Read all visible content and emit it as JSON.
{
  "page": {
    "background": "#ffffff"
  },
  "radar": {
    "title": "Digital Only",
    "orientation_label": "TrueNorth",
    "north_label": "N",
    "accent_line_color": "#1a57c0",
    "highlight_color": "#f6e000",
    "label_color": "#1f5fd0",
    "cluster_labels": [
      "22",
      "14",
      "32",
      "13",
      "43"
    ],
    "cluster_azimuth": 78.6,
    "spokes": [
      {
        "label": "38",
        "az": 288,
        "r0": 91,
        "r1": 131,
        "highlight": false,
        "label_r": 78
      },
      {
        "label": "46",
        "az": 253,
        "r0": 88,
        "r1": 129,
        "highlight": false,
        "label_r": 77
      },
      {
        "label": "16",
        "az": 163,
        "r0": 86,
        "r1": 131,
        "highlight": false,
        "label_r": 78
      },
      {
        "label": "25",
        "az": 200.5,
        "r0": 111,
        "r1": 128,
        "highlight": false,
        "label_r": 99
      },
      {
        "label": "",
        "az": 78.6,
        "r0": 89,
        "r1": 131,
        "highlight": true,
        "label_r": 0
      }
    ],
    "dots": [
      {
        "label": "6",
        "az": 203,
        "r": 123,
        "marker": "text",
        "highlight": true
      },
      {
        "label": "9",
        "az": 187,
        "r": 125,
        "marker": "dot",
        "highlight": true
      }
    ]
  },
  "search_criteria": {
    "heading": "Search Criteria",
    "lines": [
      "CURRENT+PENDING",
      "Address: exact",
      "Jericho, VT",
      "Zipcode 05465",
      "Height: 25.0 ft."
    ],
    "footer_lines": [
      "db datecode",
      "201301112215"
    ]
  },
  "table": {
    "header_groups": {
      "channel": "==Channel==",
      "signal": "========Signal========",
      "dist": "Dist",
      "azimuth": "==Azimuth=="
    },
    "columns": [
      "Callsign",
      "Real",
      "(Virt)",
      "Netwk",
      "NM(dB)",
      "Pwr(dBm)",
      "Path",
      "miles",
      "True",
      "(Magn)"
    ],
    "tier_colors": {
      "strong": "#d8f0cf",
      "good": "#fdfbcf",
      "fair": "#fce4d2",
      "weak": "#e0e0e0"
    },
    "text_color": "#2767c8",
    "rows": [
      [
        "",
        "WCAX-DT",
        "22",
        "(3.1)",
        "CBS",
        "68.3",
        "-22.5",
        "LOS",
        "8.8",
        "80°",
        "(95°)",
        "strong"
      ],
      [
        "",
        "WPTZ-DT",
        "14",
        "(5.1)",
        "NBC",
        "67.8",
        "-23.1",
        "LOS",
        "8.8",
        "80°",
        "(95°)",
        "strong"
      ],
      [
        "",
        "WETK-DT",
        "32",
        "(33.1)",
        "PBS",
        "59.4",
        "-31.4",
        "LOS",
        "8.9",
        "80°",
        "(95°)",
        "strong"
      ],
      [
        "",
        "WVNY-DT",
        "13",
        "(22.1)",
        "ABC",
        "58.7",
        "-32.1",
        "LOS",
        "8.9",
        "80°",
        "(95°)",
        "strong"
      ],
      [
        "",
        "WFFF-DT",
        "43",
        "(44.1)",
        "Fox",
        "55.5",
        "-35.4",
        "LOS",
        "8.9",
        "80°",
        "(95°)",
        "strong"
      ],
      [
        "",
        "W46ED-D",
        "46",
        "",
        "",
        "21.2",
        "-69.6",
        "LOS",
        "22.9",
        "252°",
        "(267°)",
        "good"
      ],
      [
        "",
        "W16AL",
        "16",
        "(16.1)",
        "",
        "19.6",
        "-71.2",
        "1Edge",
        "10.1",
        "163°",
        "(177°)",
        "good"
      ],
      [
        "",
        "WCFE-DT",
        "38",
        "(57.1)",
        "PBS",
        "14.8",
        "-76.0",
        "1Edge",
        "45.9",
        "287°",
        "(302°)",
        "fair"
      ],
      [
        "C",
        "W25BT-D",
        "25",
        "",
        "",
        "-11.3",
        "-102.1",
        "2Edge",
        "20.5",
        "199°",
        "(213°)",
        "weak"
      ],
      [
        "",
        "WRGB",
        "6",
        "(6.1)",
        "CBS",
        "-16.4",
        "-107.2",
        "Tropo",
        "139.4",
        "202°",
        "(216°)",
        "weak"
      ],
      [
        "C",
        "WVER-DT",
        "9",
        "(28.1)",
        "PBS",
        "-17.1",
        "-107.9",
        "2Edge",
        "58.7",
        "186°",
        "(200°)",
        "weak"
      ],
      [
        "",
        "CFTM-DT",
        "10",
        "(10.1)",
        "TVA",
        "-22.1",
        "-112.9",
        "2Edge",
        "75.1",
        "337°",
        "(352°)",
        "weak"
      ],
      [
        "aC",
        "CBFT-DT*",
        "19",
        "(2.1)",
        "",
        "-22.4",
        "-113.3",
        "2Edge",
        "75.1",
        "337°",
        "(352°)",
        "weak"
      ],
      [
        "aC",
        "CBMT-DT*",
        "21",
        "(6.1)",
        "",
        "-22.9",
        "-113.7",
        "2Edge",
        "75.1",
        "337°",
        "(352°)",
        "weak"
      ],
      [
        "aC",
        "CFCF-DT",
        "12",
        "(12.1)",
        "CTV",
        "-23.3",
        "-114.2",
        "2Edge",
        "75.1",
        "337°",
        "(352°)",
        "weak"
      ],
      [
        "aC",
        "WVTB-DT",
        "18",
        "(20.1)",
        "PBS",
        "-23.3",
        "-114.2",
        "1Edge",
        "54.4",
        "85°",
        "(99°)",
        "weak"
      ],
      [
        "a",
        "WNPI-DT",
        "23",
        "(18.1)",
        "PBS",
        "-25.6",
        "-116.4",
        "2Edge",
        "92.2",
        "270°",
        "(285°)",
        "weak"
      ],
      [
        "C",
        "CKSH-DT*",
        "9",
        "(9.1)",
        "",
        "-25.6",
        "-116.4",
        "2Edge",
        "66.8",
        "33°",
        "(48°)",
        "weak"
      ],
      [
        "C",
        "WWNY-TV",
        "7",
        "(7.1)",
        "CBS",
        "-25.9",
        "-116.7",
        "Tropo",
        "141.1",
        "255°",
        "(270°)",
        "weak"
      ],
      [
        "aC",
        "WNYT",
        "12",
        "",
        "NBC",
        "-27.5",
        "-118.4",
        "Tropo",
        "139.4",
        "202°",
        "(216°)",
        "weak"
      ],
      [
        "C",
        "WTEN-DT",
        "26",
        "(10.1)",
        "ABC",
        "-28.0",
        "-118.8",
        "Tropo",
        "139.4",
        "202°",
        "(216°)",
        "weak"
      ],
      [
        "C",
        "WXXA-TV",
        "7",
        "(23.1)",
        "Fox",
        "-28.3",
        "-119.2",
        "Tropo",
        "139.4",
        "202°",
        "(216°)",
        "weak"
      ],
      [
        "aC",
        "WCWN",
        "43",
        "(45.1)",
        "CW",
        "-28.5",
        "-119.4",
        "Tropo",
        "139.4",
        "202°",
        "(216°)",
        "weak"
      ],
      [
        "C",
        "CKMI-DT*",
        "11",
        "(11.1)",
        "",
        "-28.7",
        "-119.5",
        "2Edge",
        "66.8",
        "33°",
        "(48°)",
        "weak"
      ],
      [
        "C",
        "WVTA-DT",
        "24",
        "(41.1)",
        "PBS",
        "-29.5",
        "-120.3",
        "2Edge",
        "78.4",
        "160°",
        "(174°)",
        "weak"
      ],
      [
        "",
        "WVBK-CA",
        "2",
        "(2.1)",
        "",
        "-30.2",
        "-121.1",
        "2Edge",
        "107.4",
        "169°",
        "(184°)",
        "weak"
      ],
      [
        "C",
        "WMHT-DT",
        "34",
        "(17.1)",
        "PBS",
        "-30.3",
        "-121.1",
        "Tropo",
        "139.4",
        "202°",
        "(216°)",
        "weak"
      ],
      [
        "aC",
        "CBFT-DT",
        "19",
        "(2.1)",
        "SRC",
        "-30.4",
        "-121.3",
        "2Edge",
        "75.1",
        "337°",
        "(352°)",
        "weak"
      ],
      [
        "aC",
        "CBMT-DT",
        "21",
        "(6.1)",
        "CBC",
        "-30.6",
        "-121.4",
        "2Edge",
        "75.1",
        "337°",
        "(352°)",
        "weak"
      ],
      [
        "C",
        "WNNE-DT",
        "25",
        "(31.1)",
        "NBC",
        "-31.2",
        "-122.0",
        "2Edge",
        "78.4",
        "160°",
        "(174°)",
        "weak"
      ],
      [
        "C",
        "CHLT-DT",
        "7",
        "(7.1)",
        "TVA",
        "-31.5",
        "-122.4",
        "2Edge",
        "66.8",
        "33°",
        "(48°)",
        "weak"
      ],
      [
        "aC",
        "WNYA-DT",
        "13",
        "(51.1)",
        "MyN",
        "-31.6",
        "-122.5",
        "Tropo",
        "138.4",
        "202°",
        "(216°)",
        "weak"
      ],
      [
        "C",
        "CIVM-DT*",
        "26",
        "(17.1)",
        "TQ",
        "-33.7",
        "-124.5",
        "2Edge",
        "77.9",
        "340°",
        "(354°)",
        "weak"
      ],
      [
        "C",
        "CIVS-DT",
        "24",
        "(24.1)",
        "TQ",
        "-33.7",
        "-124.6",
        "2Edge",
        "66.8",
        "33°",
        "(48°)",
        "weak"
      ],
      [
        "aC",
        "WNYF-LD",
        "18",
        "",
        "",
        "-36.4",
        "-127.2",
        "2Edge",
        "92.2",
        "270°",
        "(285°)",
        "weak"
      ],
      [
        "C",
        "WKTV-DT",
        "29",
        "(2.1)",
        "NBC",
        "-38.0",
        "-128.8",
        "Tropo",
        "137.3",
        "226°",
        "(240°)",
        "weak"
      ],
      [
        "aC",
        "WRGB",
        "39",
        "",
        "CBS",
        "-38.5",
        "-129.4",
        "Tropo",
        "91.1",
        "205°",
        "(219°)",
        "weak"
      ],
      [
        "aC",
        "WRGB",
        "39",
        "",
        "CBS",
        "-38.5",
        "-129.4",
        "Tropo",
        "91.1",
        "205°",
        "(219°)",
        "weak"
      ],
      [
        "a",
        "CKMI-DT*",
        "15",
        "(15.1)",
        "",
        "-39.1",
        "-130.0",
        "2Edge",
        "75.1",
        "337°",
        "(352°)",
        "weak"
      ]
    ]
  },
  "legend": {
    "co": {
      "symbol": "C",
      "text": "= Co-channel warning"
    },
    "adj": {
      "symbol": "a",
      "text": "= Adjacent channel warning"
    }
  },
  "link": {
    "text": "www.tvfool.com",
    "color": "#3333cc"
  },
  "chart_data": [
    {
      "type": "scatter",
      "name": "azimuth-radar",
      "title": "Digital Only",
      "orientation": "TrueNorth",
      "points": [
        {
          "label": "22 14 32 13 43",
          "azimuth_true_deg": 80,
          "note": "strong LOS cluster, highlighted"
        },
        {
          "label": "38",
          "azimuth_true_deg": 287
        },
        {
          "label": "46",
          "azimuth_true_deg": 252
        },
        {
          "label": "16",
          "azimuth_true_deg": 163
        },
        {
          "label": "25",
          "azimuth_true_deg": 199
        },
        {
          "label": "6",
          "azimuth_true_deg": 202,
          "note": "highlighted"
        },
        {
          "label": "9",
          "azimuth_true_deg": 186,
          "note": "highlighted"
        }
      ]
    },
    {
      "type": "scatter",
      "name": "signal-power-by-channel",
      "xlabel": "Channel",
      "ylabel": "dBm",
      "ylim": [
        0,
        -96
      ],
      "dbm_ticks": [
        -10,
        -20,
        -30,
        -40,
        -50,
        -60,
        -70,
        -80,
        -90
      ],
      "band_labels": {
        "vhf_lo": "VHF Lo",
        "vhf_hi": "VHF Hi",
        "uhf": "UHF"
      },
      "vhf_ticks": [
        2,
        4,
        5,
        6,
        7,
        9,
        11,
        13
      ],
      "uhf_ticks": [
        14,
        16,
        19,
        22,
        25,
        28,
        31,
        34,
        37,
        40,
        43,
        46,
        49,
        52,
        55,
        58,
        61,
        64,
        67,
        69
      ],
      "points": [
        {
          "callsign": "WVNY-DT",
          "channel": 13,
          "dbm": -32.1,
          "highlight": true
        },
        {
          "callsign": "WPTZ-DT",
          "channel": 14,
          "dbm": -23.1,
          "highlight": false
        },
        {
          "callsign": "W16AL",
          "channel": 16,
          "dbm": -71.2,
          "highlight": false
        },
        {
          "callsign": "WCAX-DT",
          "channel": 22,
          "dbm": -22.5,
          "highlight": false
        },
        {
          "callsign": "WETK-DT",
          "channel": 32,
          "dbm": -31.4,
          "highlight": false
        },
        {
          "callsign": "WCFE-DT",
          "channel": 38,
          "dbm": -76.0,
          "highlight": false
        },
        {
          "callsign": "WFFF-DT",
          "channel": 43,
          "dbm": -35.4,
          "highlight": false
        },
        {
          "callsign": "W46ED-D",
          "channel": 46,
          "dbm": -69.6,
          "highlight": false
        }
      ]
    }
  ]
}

--------------------

> _What you should do_
Find every line above that contains the word "Digital", and return each one.

> _Response for this exercise_
    "title": "Digital Only",
      "title": "Digital Only",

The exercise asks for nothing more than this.